** start of RECORDS TO PROCESS **

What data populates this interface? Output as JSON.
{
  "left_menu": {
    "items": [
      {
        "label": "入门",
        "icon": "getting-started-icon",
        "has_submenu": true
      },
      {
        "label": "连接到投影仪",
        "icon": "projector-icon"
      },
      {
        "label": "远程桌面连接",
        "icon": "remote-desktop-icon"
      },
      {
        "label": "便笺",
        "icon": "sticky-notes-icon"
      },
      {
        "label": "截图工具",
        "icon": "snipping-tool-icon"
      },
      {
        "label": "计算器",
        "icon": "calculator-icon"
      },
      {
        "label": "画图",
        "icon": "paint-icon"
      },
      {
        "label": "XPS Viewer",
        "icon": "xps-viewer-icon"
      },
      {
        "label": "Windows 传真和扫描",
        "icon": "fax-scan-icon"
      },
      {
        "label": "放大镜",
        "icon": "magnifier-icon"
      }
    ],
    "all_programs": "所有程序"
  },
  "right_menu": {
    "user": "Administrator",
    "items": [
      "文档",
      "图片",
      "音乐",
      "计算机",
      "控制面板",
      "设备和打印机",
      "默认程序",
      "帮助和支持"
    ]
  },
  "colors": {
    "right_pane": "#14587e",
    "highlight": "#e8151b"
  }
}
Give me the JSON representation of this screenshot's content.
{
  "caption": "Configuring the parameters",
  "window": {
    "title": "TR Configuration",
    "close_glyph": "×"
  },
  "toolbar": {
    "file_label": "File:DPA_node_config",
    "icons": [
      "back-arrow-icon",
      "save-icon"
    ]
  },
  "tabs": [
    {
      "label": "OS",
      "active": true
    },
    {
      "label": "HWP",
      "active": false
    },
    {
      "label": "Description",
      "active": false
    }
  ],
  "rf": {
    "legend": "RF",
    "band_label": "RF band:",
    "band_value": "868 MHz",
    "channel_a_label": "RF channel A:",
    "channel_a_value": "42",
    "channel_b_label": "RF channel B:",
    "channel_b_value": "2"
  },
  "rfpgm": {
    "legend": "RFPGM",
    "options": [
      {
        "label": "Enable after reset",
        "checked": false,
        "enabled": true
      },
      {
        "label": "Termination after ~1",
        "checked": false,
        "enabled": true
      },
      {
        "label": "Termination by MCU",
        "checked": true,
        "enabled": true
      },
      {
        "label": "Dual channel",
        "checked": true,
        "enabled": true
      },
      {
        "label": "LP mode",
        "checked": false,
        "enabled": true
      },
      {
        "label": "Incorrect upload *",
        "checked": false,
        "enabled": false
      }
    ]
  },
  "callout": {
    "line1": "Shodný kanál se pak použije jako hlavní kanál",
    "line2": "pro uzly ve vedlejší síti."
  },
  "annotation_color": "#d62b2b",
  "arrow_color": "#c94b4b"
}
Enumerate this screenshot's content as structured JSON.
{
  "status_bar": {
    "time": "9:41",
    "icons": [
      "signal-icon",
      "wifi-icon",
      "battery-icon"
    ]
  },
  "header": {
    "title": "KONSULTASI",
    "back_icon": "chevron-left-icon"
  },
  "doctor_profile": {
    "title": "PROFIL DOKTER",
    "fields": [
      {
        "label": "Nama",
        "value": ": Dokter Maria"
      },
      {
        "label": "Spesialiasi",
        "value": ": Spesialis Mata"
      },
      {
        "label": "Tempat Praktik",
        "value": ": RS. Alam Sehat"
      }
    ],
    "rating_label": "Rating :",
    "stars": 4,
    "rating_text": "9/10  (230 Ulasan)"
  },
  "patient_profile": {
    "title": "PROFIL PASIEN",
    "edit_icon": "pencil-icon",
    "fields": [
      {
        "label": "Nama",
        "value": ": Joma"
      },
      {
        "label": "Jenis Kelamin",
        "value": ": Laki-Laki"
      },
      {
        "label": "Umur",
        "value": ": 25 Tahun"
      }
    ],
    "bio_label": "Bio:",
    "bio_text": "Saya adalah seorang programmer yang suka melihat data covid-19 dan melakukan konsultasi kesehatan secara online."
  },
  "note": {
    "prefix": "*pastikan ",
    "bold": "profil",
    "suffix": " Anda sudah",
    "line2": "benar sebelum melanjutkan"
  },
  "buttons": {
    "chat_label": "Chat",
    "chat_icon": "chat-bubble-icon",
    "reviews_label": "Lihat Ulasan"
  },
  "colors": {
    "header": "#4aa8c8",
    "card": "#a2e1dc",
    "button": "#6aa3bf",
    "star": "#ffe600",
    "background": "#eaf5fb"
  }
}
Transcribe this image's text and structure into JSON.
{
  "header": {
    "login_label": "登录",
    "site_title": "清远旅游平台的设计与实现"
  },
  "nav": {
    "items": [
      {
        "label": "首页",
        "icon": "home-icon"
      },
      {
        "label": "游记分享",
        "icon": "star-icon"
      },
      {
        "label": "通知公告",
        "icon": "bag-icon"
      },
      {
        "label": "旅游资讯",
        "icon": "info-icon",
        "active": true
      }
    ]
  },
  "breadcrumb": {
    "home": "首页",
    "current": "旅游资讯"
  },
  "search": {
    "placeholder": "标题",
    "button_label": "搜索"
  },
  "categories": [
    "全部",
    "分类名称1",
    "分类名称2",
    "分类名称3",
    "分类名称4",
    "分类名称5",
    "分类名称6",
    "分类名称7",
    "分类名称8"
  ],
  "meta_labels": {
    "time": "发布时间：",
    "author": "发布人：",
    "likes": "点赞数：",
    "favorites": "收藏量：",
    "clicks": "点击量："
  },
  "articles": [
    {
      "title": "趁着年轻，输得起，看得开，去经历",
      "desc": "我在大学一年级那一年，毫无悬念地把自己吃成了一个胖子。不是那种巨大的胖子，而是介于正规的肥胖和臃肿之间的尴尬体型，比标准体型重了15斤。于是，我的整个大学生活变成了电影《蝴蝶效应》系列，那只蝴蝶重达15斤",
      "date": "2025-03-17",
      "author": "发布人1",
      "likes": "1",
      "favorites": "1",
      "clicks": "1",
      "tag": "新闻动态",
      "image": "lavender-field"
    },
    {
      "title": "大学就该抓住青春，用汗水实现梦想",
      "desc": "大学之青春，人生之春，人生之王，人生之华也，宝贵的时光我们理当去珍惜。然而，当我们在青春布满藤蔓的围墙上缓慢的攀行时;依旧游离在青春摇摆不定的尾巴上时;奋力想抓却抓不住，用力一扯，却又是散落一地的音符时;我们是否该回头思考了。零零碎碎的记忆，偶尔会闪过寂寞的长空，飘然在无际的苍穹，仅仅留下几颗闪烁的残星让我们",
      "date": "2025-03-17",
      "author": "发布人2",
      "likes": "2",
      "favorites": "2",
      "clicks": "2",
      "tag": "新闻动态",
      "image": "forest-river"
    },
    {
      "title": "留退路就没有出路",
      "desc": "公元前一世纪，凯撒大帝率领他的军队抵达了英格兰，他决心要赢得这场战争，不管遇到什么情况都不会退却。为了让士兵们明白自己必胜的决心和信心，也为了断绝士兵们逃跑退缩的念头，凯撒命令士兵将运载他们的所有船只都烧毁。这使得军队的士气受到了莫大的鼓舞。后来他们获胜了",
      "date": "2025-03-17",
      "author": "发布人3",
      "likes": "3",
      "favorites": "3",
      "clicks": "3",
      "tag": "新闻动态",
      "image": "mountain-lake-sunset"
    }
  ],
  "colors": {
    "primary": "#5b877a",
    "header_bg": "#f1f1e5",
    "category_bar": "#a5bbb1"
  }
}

** end of RECORDS TO PROCESS **

* [EXERCISE TASK]:
Look through the entries above and report each line where the string "Termination" occurs.

* [FULL RESPONSE]:
        "label": "Termination after ~1",
        "label": "Termination by MCU",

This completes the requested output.